#### Dataset content

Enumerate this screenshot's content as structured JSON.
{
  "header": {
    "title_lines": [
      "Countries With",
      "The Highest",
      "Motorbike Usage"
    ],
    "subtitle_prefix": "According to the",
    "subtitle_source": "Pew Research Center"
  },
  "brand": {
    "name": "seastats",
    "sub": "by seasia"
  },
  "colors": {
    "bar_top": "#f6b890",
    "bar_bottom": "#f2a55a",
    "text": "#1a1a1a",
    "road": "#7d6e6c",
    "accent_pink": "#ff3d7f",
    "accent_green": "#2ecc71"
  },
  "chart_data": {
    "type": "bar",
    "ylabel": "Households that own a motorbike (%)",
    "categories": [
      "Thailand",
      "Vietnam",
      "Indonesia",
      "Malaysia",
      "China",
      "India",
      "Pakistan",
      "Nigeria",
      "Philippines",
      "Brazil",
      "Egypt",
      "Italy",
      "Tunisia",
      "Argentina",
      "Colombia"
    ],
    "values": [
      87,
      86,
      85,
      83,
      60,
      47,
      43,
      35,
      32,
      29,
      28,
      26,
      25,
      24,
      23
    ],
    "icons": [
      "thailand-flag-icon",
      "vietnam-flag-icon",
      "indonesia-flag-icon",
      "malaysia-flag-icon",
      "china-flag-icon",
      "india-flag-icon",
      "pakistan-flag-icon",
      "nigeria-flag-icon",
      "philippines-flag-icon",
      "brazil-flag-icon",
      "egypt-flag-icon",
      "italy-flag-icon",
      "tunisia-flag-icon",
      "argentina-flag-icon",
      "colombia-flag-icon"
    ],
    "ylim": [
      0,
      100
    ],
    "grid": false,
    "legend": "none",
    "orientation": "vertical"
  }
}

########

Task requirements
Exactly reproduce the material above.

Answer
Enumerate this screenshot's content as structured JSON.
{
  "header": {
    "title_lines": [
      "Countries With",
      "The Highest",
      "Motorbike Usage"
    ],
    "subtitle_prefix": "According to the",
    "subtitle_source": "Pew Research Center"
  },
  "brand": {
    "name": "seastats",
    "sub": "by seasia"
  },
  "colors": {
    "bar_top": "#f6b890",
    "bar_bottom": "#f2a55a",
    "text": "#1a1a1a",
    "road": "#7d6e6c",
    "accent_pink": "#ff3d7f",
    "accent_green": "#2ecc71"
  },
  "chart_data": {
    "type": "bar",
    "ylabel": "Households that own a motorbike (%)",
    "categories": [
      "Thailand",
      "Vietnam",
      "Indonesia",
      "Malaysia",
      "China",
      "India",
      "Pakistan",
      "Nigeria",
      "Philippines",
      "Brazil",
      "Egypt",
      "Italy",
      "Tunisia",
      "Argentina",
      "Colombia"
    ],
    "values": [
      87,
      86,
      85,
      83,
      60,
      47,
      43,
      35,
      32,
      29,
      28,
      26,
      25,
      24,
      23
    ],
    "icons": [
      "thailand-flag-icon",
      "vietnam-flag-icon",
      "indonesia-flag-icon",
      "malaysia-flag-icon",
      "china-flag-icon",
      "india-flag-icon",
      "pakistan-flag-icon",
      "nigeria-flag-icon",
      "philippines-flag-icon",
      "brazil-flag-icon",
      "egypt-flag-icon",
      "italy-flag-icon",
      "tunisia-flag-icon",
      "argentina-flag-icon",
      "colombia-flag-icon"
    ],
    "ylim": [
      0,
      100
    ],
    "grid": false,
    "legend": "none",
    "orientation": "vertical"
  }
}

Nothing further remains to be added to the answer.